### DATA ENTRIES
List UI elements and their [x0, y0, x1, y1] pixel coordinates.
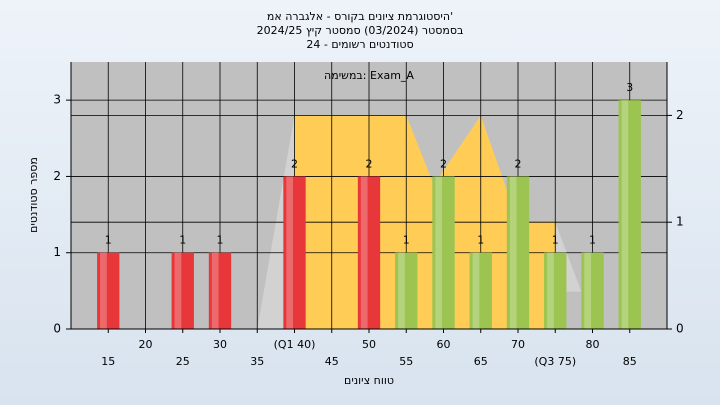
title-line: היסטוגרמת ציונים בקורס - אלגברה אמ': [267, 10, 453, 23]
title-line: סטודנטים רשומים - 24: [306, 38, 413, 51]
value-label: 1: [105, 234, 112, 247]
x-tick-label: 55: [399, 355, 413, 368]
x-tick-label: 30: [213, 338, 227, 351]
x-tick-label: 35: [250, 355, 264, 368]
y-tick-label: 3: [53, 93, 61, 107]
bar: [618, 100, 641, 330]
value-label: 1: [217, 234, 224, 247]
value-label: 2: [366, 157, 373, 170]
value-label: 2: [515, 157, 522, 170]
y2-tick-label: 2: [676, 108, 684, 122]
bar: [506, 176, 530, 329]
y-tick-label: 2: [53, 169, 61, 183]
value-label: 1: [589, 234, 596, 247]
x-tick-label: 50: [362, 338, 376, 351]
bar-highlight: [100, 252, 107, 329]
value-label: 2: [291, 157, 298, 170]
bar-highlight: [174, 252, 182, 329]
plot-layer: [71, 62, 667, 330]
bar-highlight: [211, 252, 219, 329]
x-tick-label: 25: [176, 355, 190, 368]
title-line: בסמסטר (03/2024) סמסטר קיץ 2024/25: [257, 24, 464, 37]
x-tick-label: 45: [325, 355, 339, 368]
value-label: 2: [440, 157, 447, 170]
x-tick-label: 20: [139, 338, 153, 351]
y-tick-label: 1: [53, 245, 61, 259]
bar-highlight: [547, 252, 554, 329]
x-tick-label: 80: [586, 338, 600, 351]
bar-highlight: [360, 176, 368, 329]
bar: [581, 252, 604, 329]
bar: [208, 252, 232, 329]
x-tick-label: (Q3 75): [534, 355, 576, 368]
y-tick-label: 0: [53, 322, 61, 336]
x-tick-label: 60: [437, 338, 451, 351]
value-label: 3: [626, 81, 633, 94]
bar-highlight: [472, 252, 480, 329]
bar: [544, 252, 567, 329]
bar: [469, 252, 492, 329]
y2-tick-label: 0: [676, 322, 684, 336]
bar-highlight: [435, 176, 443, 329]
x-tick-label: 65: [474, 355, 488, 368]
x-axis-label: טווח ציונים: [344, 374, 394, 387]
bar: [97, 252, 120, 329]
y2-tick-label: 1: [676, 215, 684, 229]
annotation: במשימה: Exam_A: [324, 69, 414, 82]
x-tick-label: 15: [101, 355, 115, 368]
bar: [283, 176, 306, 329]
x-tick-label: 70: [511, 338, 525, 351]
value-label: 1: [403, 234, 410, 247]
bar: [357, 176, 381, 329]
bar-highlight: [286, 176, 294, 329]
value-label: 1: [552, 234, 559, 247]
x-tick-label: 85: [623, 355, 637, 368]
value-label: 1: [477, 234, 484, 247]
bar-highlight: [509, 176, 517, 329]
value-label: 1: [179, 234, 186, 247]
bar: [395, 252, 418, 329]
bar: [171, 252, 194, 329]
bar-highlight: [584, 252, 592, 329]
bar-highlight: [398, 252, 405, 329]
bar: [432, 176, 455, 329]
bar-highlight: [621, 100, 629, 330]
x-tick-label: (Q1 40): [274, 338, 316, 351]
y-axis-label: מספר סטודנטים: [27, 157, 40, 233]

### BRIEF
Please write out every row above word for word, leaving out the pictures.

### SOLUTION TO THE PROBLEM
List UI elements and their [x0, y0, x1, y1] pixel coordinates.
title-line: היסטוגרמת ציונים בקורס - אלגברה אמ': [267, 10, 453, 23]
title-line: סטודנטים רשומים - 24: [306, 38, 413, 51]
value-label: 1: [105, 234, 112, 247]
x-tick-label: 55: [399, 355, 413, 368]
x-tick-label: 30: [213, 338, 227, 351]
x-tick-label: 35: [250, 355, 264, 368]
y-tick-label: 3: [53, 93, 61, 107]
bar: [618, 100, 641, 330]
value-label: 1: [217, 234, 224, 247]
value-label: 2: [366, 157, 373, 170]
value-label: 2: [515, 157, 522, 170]
y2-tick-label: 2: [676, 108, 684, 122]
bar: [506, 176, 530, 329]
y-tick-label: 2: [53, 169, 61, 183]
value-label: 1: [589, 234, 596, 247]
x-tick-label: 50: [362, 338, 376, 351]
bar-highlight: [100, 252, 107, 329]
value-label: 2: [291, 157, 298, 170]
bar-highlight: [174, 252, 182, 329]
plot-layer: [71, 62, 667, 330]
bar-highlight: [211, 252, 219, 329]
x-tick-label: 25: [176, 355, 190, 368]
title-line: בסמסטר (03/2024) סמסטר קיץ 2024/25: [257, 24, 464, 37]
x-tick-label: 45: [325, 355, 339, 368]
value-label: 2: [440, 157, 447, 170]
x-tick-label: 20: [139, 338, 153, 351]
y-tick-label: 1: [53, 245, 61, 259]
bar-highlight: [547, 252, 554, 329]
x-tick-label: 80: [586, 338, 600, 351]
bar-highlight: [360, 176, 368, 329]
bar: [581, 252, 604, 329]
bar: [208, 252, 232, 329]
x-tick-label: (Q3 75): [534, 355, 576, 368]
y-tick-label: 0: [53, 322, 61, 336]
x-tick-label: 60: [437, 338, 451, 351]
value-label: 3: [626, 81, 633, 94]
bar-highlight: [472, 252, 480, 329]
bar: [544, 252, 567, 329]
bar: [469, 252, 492, 329]
y2-tick-label: 0: [676, 322, 684, 336]
bar-highlight: [435, 176, 443, 329]
x-tick-label: 65: [474, 355, 488, 368]
x-axis-label: טווח ציונים: [344, 374, 394, 387]
bar: [97, 252, 120, 329]
y2-tick-label: 1: [676, 215, 684, 229]
annotation: במשימה: Exam_A: [324, 69, 414, 82]
x-tick-label: 15: [101, 355, 115, 368]
bar: [283, 176, 306, 329]
x-tick-label: 70: [511, 338, 525, 351]
value-label: 1: [403, 234, 410, 247]
bar: [357, 176, 381, 329]
bar-highlight: [286, 176, 294, 329]
value-label: 1: [552, 234, 559, 247]
x-tick-label: 85: [623, 355, 637, 368]
value-label: 1: [477, 234, 484, 247]
bar-highlight: [509, 176, 517, 329]
value-label: 1: [179, 234, 186, 247]
bar: [395, 252, 418, 329]
bar: [171, 252, 194, 329]
bar-highlight: [584, 252, 592, 329]
bar-highlight: [398, 252, 405, 329]
bar: [432, 176, 455, 329]
bar-highlight: [621, 100, 629, 330]
x-tick-label: (Q1 40): [274, 338, 316, 351]
y-axis-label: מספר סטודנטים: [27, 157, 40, 233]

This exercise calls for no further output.